[What to do]:
In the listing below, count each line containing "molar" and answer with the count only.

[Raw data]:
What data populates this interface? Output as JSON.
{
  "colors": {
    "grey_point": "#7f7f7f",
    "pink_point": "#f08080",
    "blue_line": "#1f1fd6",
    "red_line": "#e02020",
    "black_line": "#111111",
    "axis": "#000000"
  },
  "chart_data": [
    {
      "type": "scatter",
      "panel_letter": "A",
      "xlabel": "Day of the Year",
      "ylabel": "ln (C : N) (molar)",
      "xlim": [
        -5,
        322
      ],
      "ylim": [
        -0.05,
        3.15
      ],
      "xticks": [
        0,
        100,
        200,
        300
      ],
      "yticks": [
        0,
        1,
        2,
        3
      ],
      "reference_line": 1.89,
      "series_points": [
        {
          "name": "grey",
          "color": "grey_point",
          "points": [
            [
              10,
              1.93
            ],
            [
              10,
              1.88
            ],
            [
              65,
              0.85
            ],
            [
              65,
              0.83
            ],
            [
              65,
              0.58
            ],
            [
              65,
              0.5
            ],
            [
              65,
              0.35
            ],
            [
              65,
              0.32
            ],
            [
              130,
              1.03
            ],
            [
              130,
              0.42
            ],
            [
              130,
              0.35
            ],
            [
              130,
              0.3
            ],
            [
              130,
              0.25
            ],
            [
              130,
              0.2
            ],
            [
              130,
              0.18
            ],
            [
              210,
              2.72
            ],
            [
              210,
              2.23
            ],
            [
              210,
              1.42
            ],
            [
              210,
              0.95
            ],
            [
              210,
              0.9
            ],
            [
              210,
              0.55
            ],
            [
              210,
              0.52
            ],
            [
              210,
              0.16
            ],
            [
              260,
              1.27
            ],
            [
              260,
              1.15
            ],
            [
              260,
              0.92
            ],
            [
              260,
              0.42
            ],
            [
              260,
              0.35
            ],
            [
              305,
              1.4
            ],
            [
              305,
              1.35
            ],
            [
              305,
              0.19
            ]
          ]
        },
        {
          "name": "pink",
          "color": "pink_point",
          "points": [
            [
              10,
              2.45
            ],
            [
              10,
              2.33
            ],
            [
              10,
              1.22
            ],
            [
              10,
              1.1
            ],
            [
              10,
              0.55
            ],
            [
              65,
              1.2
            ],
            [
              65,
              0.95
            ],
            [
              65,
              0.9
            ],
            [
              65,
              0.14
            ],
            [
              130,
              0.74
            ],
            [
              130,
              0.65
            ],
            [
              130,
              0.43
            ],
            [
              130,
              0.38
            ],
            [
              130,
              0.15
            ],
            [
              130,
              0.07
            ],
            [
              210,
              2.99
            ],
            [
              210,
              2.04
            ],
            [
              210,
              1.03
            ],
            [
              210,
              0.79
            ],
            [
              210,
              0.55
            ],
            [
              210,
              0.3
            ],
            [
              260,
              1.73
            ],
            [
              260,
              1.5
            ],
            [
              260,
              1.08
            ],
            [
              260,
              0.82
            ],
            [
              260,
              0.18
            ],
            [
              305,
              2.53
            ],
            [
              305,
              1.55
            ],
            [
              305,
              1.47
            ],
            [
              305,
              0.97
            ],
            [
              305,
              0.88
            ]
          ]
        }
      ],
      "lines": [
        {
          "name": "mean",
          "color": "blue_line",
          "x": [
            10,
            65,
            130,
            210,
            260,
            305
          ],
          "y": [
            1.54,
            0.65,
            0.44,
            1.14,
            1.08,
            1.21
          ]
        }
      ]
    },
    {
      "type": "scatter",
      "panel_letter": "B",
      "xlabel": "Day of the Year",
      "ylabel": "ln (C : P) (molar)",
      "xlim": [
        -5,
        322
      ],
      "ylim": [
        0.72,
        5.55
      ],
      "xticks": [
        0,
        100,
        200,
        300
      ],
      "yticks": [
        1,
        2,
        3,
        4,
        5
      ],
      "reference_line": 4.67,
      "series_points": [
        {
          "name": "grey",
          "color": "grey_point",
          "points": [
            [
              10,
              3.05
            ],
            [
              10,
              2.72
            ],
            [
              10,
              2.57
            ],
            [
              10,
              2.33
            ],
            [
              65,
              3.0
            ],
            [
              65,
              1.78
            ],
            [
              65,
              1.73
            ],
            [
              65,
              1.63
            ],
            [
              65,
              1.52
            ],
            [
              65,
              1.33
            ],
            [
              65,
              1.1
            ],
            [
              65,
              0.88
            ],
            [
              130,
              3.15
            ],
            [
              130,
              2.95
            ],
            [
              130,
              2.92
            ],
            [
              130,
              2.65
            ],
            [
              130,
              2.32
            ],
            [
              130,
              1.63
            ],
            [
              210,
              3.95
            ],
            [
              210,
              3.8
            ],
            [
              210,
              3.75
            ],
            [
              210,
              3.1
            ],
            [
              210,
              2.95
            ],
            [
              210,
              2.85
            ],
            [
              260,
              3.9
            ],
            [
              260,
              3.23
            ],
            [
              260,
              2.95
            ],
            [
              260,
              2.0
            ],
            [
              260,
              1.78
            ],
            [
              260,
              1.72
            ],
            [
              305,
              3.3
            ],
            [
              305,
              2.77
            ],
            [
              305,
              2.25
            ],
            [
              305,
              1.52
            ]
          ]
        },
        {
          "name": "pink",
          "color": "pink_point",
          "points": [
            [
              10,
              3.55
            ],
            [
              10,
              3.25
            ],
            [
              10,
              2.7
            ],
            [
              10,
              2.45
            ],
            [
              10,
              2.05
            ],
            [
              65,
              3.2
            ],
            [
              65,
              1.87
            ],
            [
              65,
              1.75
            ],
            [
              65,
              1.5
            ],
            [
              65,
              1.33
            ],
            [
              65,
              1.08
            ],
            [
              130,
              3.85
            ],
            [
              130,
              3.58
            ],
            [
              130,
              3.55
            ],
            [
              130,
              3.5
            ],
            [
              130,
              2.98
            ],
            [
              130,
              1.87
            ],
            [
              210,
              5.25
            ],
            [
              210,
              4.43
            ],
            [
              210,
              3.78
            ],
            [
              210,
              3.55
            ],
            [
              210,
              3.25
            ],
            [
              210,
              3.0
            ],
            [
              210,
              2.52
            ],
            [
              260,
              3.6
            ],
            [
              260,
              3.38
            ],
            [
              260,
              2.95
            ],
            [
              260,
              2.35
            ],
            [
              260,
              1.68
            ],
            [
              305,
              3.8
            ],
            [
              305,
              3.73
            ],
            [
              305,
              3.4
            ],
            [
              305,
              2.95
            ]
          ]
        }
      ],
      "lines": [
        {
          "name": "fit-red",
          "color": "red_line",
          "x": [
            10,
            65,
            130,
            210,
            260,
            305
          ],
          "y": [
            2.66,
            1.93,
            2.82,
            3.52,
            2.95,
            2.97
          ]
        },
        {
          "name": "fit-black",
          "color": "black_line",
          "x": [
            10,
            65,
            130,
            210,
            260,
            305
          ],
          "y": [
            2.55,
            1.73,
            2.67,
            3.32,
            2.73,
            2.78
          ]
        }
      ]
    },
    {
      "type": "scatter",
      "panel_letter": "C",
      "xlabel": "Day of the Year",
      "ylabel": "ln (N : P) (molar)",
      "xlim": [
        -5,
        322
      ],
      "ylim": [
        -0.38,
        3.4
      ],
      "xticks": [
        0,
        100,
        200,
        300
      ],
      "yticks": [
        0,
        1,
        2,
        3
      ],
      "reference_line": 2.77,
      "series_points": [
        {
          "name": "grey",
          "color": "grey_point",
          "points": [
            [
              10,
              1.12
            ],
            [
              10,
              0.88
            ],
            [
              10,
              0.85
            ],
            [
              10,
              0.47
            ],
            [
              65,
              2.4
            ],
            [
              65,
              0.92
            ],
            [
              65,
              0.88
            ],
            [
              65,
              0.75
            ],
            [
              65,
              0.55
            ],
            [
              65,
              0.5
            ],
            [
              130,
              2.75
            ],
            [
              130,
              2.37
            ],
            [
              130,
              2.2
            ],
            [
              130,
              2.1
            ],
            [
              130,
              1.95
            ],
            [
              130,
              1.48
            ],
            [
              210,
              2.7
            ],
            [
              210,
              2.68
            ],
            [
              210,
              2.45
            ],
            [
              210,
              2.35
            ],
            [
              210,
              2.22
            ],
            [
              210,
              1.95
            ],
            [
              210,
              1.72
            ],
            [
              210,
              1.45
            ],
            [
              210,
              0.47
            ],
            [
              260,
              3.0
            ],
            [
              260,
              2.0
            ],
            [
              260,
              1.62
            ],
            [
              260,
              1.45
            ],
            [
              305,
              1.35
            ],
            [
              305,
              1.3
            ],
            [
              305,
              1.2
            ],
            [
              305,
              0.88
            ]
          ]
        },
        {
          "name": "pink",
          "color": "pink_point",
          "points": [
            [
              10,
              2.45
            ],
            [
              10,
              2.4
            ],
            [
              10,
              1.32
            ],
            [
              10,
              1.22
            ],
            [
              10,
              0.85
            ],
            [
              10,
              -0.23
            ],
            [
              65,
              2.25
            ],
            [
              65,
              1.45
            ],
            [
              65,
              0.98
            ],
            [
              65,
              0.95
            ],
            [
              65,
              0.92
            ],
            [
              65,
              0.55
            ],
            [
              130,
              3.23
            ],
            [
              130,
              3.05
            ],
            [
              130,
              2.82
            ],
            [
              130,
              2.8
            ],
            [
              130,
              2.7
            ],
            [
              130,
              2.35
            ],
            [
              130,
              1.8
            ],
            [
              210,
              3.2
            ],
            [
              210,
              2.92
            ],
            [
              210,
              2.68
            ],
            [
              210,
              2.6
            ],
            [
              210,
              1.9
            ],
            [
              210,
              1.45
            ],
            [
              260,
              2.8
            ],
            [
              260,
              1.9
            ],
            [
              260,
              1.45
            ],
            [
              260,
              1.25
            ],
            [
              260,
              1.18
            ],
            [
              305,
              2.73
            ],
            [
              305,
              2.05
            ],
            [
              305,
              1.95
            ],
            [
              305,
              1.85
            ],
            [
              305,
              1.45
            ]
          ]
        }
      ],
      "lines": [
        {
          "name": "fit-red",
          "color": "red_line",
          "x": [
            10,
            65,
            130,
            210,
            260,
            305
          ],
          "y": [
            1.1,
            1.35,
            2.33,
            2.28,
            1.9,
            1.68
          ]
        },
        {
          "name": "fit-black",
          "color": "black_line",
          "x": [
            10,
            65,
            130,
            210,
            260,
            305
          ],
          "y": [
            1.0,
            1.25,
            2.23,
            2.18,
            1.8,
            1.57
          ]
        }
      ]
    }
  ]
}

[Full solution]:
3